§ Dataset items
--- --- ---
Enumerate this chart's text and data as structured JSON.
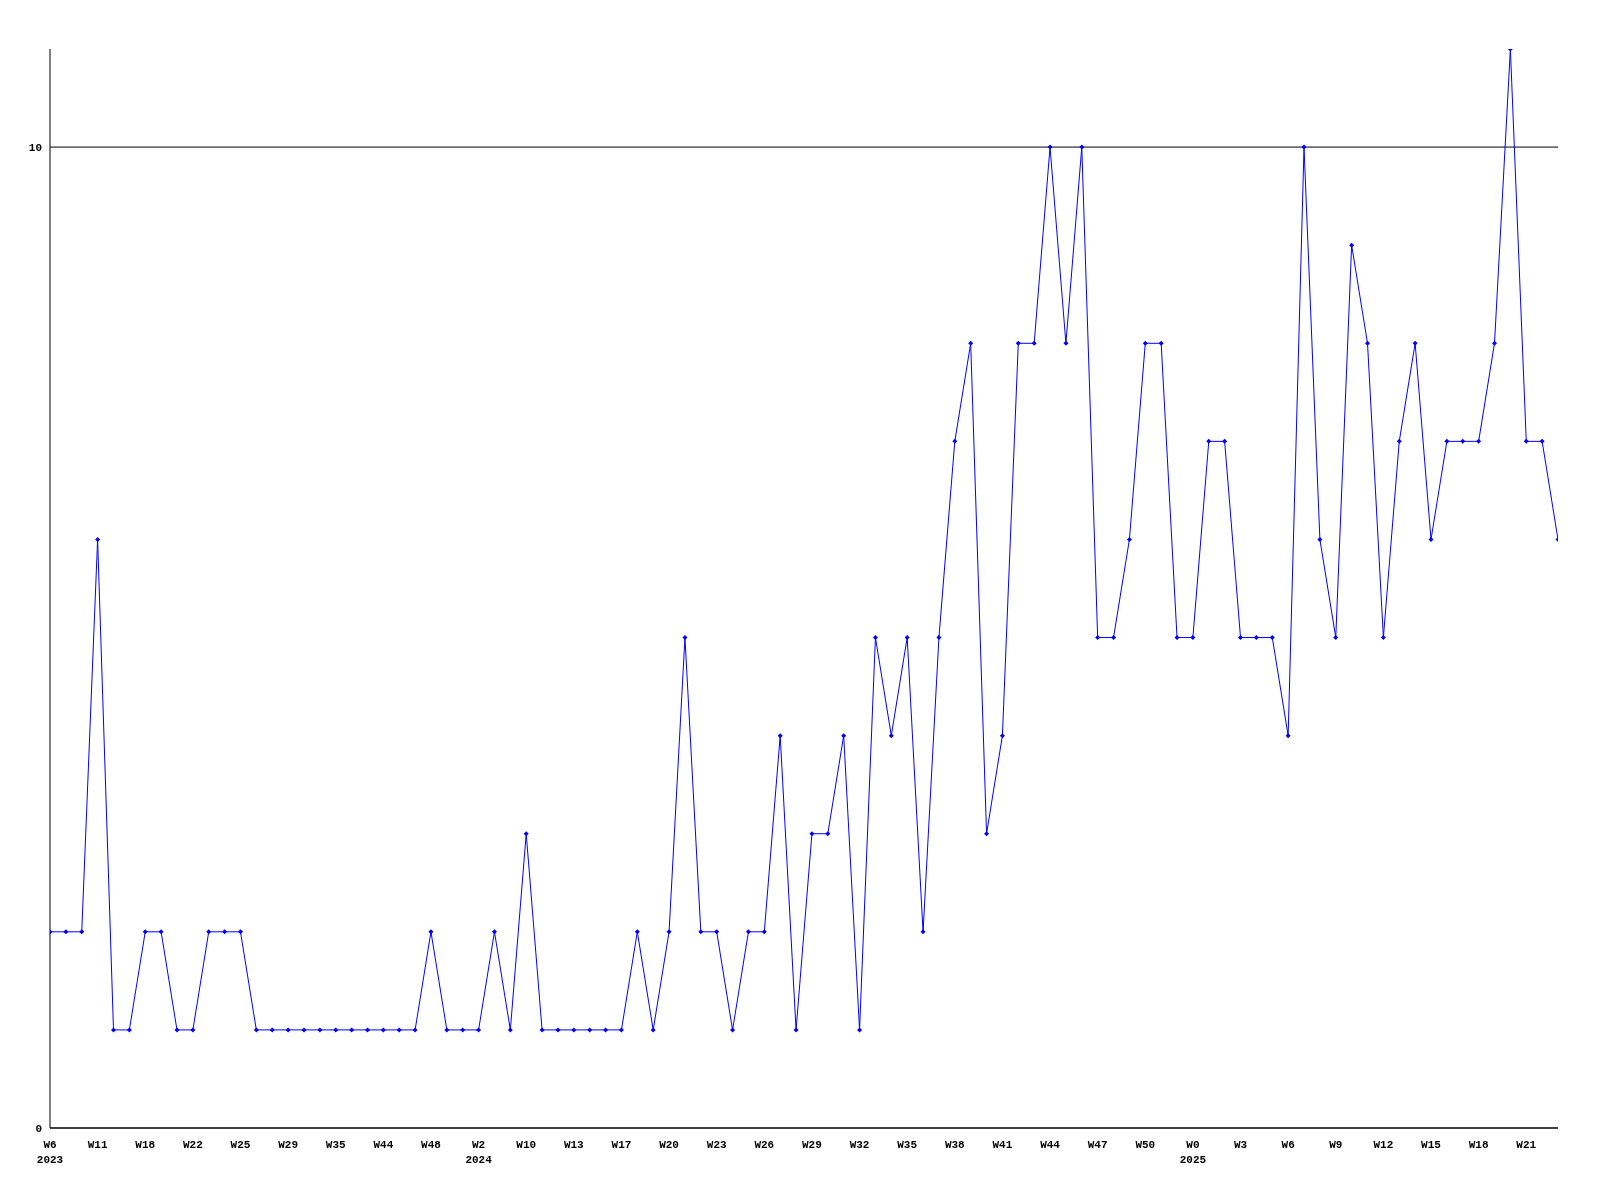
{
  "chart_data": {
    "type": "line",
    "categories": [
      "W6\n2023",
      null,
      null,
      "W11",
      null,
      null,
      "W18",
      null,
      null,
      "W22",
      null,
      null,
      "W25",
      null,
      null,
      "W29",
      null,
      null,
      "W35",
      null,
      null,
      "W44",
      null,
      null,
      "W48",
      null,
      null,
      "W2\n2024",
      null,
      null,
      "W10",
      null,
      null,
      "W13",
      null,
      null,
      "W17",
      null,
      null,
      "W20",
      null,
      null,
      "W23",
      null,
      null,
      "W26",
      null,
      null,
      "W29",
      null,
      null,
      "W32",
      null,
      null,
      "W35",
      null,
      null,
      "W38",
      null,
      null,
      "W41",
      null,
      null,
      "W44",
      null,
      null,
      "W47",
      null,
      null,
      "W50",
      null,
      null,
      "W0\n2025",
      null,
      null,
      "W3",
      null,
      null,
      "W6",
      null,
      null,
      "W9",
      null,
      null,
      "W12",
      null,
      null,
      "W15",
      null,
      null,
      "W18",
      null,
      null,
      "W21",
      null,
      null
    ],
    "series": [
      {
        "color": "#0000ff",
        "values": [
          2,
          2,
          2,
          6,
          1,
          1,
          2,
          2,
          1,
          1,
          2,
          2,
          2,
          1,
          1,
          1,
          1,
          1,
          1,
          1,
          1,
          1,
          1,
          1,
          2,
          1,
          1,
          1,
          2,
          1,
          3,
          1,
          1,
          1,
          1,
          1,
          1,
          2,
          1,
          2,
          5,
          2,
          2,
          1,
          2,
          2,
          4,
          1,
          3,
          3,
          4,
          1,
          5,
          4,
          5,
          2,
          5,
          7,
          8,
          3,
          4,
          8,
          8,
          10,
          8,
          10,
          5,
          5,
          6,
          8,
          8,
          5,
          5,
          7,
          7,
          5,
          5,
          5,
          4,
          10,
          6,
          5,
          9,
          8,
          5,
          7,
          8,
          6,
          7,
          7,
          7,
          8,
          11,
          7,
          7,
          6
        ]
      }
    ],
    "ylim": [
      0,
      11
    ],
    "yticks": [
      0,
      10
    ],
    "grid": "y",
    "marker": "diamond",
    "line_style": "solid"
  }
}
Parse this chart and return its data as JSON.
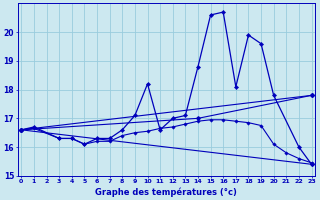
{
  "xlabel": "Graphe des températures (°c)",
  "background_color": "#cce8f0",
  "grid_color": "#99ccdd",
  "line_color": "#0000bb",
  "hours": [
    0,
    1,
    2,
    3,
    4,
    5,
    6,
    7,
    8,
    9,
    10,
    11,
    12,
    13,
    14,
    15,
    16,
    17,
    18,
    19,
    20,
    21,
    22,
    23
  ],
  "line_jagged": [
    16.6,
    16.7,
    null,
    16.3,
    16.3,
    16.1,
    16.3,
    16.3,
    16.6,
    17.1,
    18.2,
    16.6,
    17.0,
    17.1,
    18.8,
    20.6,
    20.7,
    18.1,
    19.9,
    19.6,
    17.8,
    null,
    16.0,
    15.4
  ],
  "line_lower": [
    16.6,
    16.65,
    null,
    16.3,
    16.3,
    16.1,
    16.2,
    16.2,
    16.4,
    16.5,
    16.55,
    16.65,
    16.7,
    16.8,
    16.9,
    16.95,
    16.95,
    16.9,
    16.85,
    16.75,
    16.1,
    15.8,
    15.6,
    15.45
  ],
  "line_diag1": [
    16.6,
    null,
    null,
    null,
    null,
    null,
    null,
    null,
    null,
    null,
    null,
    null,
    null,
    null,
    null,
    null,
    null,
    null,
    18.0,
    null,
    null,
    null,
    null,
    17.8
  ],
  "line_diag2": [
    16.6,
    null,
    null,
    null,
    null,
    null,
    null,
    null,
    null,
    null,
    null,
    null,
    null,
    null,
    17.0,
    null,
    null,
    null,
    null,
    null,
    null,
    null,
    null,
    17.8
  ],
  "line_diag3": [
    16.6,
    null,
    null,
    null,
    null,
    null,
    null,
    null,
    null,
    null,
    null,
    null,
    null,
    null,
    null,
    null,
    null,
    null,
    null,
    null,
    null,
    null,
    null,
    15.4
  ],
  "ylim": [
    15.0,
    21.0
  ],
  "yticks": [
    15,
    16,
    17,
    18,
    19,
    20
  ],
  "xlim": [
    0,
    23
  ]
}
--- --- ---
§ Written problem
Check each line of the data above for the word "this", then state how many lines have it. Give the number alone.

§ Complete output
2